▶ [Exercise goal] All entries below are to be set down again, identical to the source.

▶ [Records supplied]
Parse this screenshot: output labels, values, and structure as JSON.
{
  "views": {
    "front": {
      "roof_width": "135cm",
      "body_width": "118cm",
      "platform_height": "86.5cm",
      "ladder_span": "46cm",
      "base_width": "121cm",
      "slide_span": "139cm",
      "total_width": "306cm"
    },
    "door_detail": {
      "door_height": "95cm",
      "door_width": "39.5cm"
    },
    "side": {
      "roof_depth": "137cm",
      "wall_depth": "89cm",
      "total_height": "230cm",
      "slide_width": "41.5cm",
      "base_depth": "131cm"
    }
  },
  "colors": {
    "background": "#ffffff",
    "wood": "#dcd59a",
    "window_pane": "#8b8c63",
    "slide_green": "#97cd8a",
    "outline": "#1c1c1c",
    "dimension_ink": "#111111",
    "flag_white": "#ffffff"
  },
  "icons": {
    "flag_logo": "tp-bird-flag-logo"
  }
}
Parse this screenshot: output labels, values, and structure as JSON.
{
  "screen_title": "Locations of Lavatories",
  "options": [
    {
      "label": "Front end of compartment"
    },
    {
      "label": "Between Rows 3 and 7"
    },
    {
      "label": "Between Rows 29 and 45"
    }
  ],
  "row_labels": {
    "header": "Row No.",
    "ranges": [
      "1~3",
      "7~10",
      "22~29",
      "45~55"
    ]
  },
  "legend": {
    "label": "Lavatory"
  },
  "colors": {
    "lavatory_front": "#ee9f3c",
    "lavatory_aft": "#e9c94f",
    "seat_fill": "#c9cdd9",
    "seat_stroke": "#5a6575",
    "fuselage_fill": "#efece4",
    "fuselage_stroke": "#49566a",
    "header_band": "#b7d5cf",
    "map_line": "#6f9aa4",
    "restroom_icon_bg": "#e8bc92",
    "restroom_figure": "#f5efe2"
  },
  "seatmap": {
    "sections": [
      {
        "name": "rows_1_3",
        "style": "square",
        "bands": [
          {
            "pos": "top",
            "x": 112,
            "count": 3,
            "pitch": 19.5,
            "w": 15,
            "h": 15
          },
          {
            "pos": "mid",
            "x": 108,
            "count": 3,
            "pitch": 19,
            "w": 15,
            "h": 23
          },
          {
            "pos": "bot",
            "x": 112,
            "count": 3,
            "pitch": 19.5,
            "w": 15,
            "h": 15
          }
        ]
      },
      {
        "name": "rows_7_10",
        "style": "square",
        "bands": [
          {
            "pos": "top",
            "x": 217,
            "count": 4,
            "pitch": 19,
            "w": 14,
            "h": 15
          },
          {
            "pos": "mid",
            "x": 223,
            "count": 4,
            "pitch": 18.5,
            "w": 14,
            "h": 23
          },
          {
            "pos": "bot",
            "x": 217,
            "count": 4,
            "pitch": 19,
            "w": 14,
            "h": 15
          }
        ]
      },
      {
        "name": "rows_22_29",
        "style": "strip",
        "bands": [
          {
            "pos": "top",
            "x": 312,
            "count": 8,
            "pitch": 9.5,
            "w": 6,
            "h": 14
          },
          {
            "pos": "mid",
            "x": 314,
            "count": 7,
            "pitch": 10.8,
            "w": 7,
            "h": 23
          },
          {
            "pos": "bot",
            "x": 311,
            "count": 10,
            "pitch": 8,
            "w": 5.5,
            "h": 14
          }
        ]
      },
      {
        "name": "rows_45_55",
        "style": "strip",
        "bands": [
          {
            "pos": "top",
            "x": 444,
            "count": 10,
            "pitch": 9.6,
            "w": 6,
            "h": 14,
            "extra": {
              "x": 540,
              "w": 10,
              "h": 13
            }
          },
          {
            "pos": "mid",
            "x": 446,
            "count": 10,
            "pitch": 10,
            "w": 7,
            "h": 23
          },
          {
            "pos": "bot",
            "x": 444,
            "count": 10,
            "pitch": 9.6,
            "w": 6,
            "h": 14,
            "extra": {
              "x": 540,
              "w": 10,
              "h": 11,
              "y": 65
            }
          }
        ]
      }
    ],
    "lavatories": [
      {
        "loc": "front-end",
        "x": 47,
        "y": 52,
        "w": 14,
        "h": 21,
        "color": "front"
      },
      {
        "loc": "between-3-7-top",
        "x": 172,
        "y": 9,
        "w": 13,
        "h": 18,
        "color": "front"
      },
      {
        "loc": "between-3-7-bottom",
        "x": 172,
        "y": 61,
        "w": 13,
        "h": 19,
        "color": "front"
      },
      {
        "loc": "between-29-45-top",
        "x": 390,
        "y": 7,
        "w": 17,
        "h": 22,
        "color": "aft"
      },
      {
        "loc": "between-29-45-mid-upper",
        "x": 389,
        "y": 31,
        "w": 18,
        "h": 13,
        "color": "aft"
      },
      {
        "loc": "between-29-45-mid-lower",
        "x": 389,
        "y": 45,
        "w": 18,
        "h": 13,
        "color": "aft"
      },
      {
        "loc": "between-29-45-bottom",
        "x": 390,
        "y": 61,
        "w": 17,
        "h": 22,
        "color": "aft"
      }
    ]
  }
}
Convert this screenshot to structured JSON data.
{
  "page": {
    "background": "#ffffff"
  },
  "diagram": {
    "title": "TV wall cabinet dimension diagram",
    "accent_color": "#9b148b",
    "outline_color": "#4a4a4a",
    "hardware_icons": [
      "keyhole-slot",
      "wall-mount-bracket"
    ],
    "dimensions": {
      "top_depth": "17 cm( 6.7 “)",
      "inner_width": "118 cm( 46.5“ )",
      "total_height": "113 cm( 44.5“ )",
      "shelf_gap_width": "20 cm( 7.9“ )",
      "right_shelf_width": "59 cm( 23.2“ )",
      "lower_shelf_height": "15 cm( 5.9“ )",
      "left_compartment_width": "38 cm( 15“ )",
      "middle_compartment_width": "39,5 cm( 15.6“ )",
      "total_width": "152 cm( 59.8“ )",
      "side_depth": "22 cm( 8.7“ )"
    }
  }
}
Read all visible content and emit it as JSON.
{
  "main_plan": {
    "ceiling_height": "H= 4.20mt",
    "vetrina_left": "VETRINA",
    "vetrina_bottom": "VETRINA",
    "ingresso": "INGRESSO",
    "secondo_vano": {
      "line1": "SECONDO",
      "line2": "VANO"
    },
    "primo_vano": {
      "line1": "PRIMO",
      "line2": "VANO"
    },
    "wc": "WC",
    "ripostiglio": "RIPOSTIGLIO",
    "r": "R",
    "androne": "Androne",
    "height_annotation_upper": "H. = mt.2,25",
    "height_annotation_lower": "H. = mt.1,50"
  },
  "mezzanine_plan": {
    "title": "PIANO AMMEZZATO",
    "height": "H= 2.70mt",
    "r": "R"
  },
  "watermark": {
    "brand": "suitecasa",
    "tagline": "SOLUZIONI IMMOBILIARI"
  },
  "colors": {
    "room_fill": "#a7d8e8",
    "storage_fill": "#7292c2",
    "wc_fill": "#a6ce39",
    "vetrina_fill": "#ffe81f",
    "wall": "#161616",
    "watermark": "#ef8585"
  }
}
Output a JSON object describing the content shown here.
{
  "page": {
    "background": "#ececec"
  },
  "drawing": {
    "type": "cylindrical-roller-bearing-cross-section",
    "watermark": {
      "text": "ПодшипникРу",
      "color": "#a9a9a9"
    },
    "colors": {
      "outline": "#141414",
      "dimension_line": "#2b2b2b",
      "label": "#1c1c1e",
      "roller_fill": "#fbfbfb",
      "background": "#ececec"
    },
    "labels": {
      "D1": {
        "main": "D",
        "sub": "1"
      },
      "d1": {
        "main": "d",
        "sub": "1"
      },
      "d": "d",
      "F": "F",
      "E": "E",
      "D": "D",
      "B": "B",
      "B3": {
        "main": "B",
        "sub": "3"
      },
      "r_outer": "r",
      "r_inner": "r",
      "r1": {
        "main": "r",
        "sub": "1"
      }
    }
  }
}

▶ [Written solution]
Parse this screenshot: output labels, values, and structure as JSON.
{
  "views": {
    "front": {
      "roof_width": "135cm",
      "body_width": "118cm",
      "platform_height": "86.5cm",
      "ladder_span": "46cm",
      "base_width": "121cm",
      "slide_span": "139cm",
      "total_width": "306cm"
    },
    "door_detail": {
      "door_height": "95cm",
      "door_width": "39.5cm"
    },
    "side": {
      "roof_depth": "137cm",
      "wall_depth": "89cm",
      "total_height": "230cm",
      "slide_width": "41.5cm",
      "base_depth": "131cm"
    }
  },
  "colors": {
    "background": "#ffffff",
    "wood": "#dcd59a",
    "window_pane": "#8b8c63",
    "slide_green": "#97cd8a",
    "outline": "#1c1c1c",
    "dimension_ink": "#111111",
    "flag_white": "#ffffff"
  },
  "icons": {
    "flag_logo": "tp-bird-flag-logo"
  }
}
Parse this screenshot: output labels, values, and structure as JSON.
{
  "screen_title": "Locations of Lavatories",
  "options": [
    {
      "label": "Front end of compartment"
    },
    {
      "label": "Between Rows 3 and 7"
    },
    {
      "label": "Between Rows 29 and 45"
    }
  ],
  "row_labels": {
    "header": "Row No.",
    "ranges": [
      "1~3",
      "7~10",
      "22~29",
      "45~55"
    ]
  },
  "legend": {
    "label": "Lavatory"
  },
  "colors": {
    "lavatory_front": "#ee9f3c",
    "lavatory_aft": "#e9c94f",
    "seat_fill": "#c9cdd9",
    "seat_stroke": "#5a6575",
    "fuselage_fill": "#efece4",
    "fuselage_stroke": "#49566a",
    "header_band": "#b7d5cf",
    "map_line": "#6f9aa4",
    "restroom_icon_bg": "#e8bc92",
    "restroom_figure": "#f5efe2"
  },
  "seatmap": {
    "sections": [
      {
        "name": "rows_1_3",
        "style": "square",
        "bands": [
          {
            "pos": "top",
            "x": 112,
            "count": 3,
            "pitch": 19.5,
            "w": 15,
            "h": 15
          },
          {
            "pos": "mid",
            "x": 108,
            "count": 3,
            "pitch": 19,
            "w": 15,
            "h": 23
          },
          {
            "pos": "bot",
            "x": 112,
            "count": 3,
            "pitch": 19.5,
            "w": 15,
            "h": 15
          }
        ]
      },
      {
        "name": "rows_7_10",
        "style": "square",
        "bands": [
          {
            "pos": "top",
            "x": 217,
            "count": 4,
            "pitch": 19,
            "w": 14,
            "h": 15
          },
          {
            "pos": "mid",
            "x": 223,
            "count": 4,
            "pitch": 18.5,
            "w": 14,
            "h": 23
          },
          {
            "pos": "bot",
            "x": 217,
            "count": 4,
            "pitch": 19,
            "w": 14,
            "h": 15
          }
        ]
      },
      {
        "name": "rows_22_29",
        "style": "strip",
        "bands": [
          {
            "pos": "top",
            "x": 312,
            "count": 8,
            "pitch": 9.5,
            "w": 6,
            "h": 14
          },
          {
            "pos": "mid",
            "x": 314,
            "count": 7,
            "pitch": 10.8,
            "w": 7,
            "h": 23
          },
          {
            "pos": "bot",
            "x": 311,
            "count": 10,
            "pitch": 8,
            "w": 5.5,
            "h": 14
          }
        ]
      },
      {
        "name": "rows_45_55",
        "style": "strip",
        "bands": [
          {
            "pos": "top",
            "x": 444,
            "count": 10,
            "pitch": 9.6,
            "w": 6,
            "h": 14,
            "extra": {
              "x": 540,
              "w": 10,
              "h": 13
            }
          },
          {
            "pos": "mid",
            "x": 446,
            "count": 10,
            "pitch": 10,
            "w": 7,
            "h": 23
          },
          {
            "pos": "bot",
            "x": 444,
            "count": 10,
            "pitch": 9.6,
            "w": 6,
            "h": 14,
            "extra": {
              "x": 540,
              "w": 10,
              "h": 11,
              "y": 65
            }
          }
        ]
      }
    ],
    "lavatories": [
      {
        "loc": "front-end",
        "x": 47,
        "y": 52,
        "w": 14,
        "h": 21,
        "color": "front"
      },
      {
        "loc": "between-3-7-top",
        "x": 172,
        "y": 9,
        "w": 13,
        "h": 18,
        "color": "front"
      },
      {
        "loc": "between-3-7-bottom",
        "x": 172,
        "y": 61,
        "w": 13,
        "h": 19,
        "color": "front"
      },
      {
        "loc": "between-29-45-top",
        "x": 390,
        "y": 7,
        "w": 17,
        "h": 22,
        "color": "aft"
      },
      {
        "loc": "between-29-45-mid-upper",
        "x": 389,
        "y": 31,
        "w": 18,
        "h": 13,
        "color": "aft"
      },
      {
        "loc": "between-29-45-mid-lower",
        "x": 389,
        "y": 45,
        "w": 18,
        "h": 13,
        "color": "aft"
      },
      {
        "loc": "between-29-45-bottom",
        "x": 390,
        "y": 61,
        "w": 17,
        "h": 22,
        "color": "aft"
      }
    ]
  }
}
Convert this screenshot to structured JSON data.
{
  "page": {
    "background": "#ffffff"
  },
  "diagram": {
    "title": "TV wall cabinet dimension diagram",
    "accent_color": "#9b148b",
    "outline_color": "#4a4a4a",
    "hardware_icons": [
      "keyhole-slot",
      "wall-mount-bracket"
    ],
    "dimensions": {
      "top_depth": "17 cm( 6.7 “)",
      "inner_width": "118 cm( 46.5“ )",
      "total_height": "113 cm( 44.5“ )",
      "shelf_gap_width": "20 cm( 7.9“ )",
      "right_shelf_width": "59 cm( 23.2“ )",
      "lower_shelf_height": "15 cm( 5.9“ )",
      "left_compartment_width": "38 cm( 15“ )",
      "middle_compartment_width": "39,5 cm( 15.6“ )",
      "total_width": "152 cm( 59.8“ )",
      "side_depth": "22 cm( 8.7“ )"
    }
  }
}
Read all visible content and emit it as JSON.
{
  "main_plan": {
    "ceiling_height": "H= 4.20mt",
    "vetrina_left": "VETRINA",
    "vetrina_bottom": "VETRINA",
    "ingresso": "INGRESSO",
    "secondo_vano": {
      "line1": "SECONDO",
      "line2": "VANO"
    },
    "primo_vano": {
      "line1": "PRIMO",
      "line2": "VANO"
    },
    "wc": "WC",
    "ripostiglio": "RIPOSTIGLIO",
    "r": "R",
    "androne": "Androne",
    "height_annotation_upper": "H. = mt.2,25",
    "height_annotation_lower": "H. = mt.1,50"
  },
  "mezzanine_plan": {
    "title": "PIANO AMMEZZATO",
    "height": "H= 2.70mt",
    "r": "R"
  },
  "watermark": {
    "brand": "suitecasa",
    "tagline": "SOLUZIONI IMMOBILIARI"
  },
  "colors": {
    "room_fill": "#a7d8e8",
    "storage_fill": "#7292c2",
    "wc_fill": "#a6ce39",
    "vetrina_fill": "#ffe81f",
    "wall": "#161616",
    "watermark": "#ef8585"
  }
}
Output a JSON object describing the content shown here.
{
  "page": {
    "background": "#ececec"
  },
  "drawing": {
    "type": "cylindrical-roller-bearing-cross-section",
    "watermark": {
      "text": "ПодшипникРу",
      "color": "#a9a9a9"
    },
    "colors": {
      "outline": "#141414",
      "dimension_line": "#2b2b2b",
      "label": "#1c1c1e",
      "roller_fill": "#fbfbfb",
      "background": "#ececec"
    },
    "labels": {
      "D1": {
        "main": "D",
        "sub": "1"
      },
      "d1": {
        "main": "d",
        "sub": "1"
      },
      "d": "d",
      "F": "F",
      "E": "E",
      "D": "D",
      "B": "B",
      "B3": {
        "main": "B",
        "sub": "3"
      },
      "r_outer": "r",
      "r_inner": "r",
      "r1": {
        "main": "r",
        "sub": "1"
      }
    }
  }
}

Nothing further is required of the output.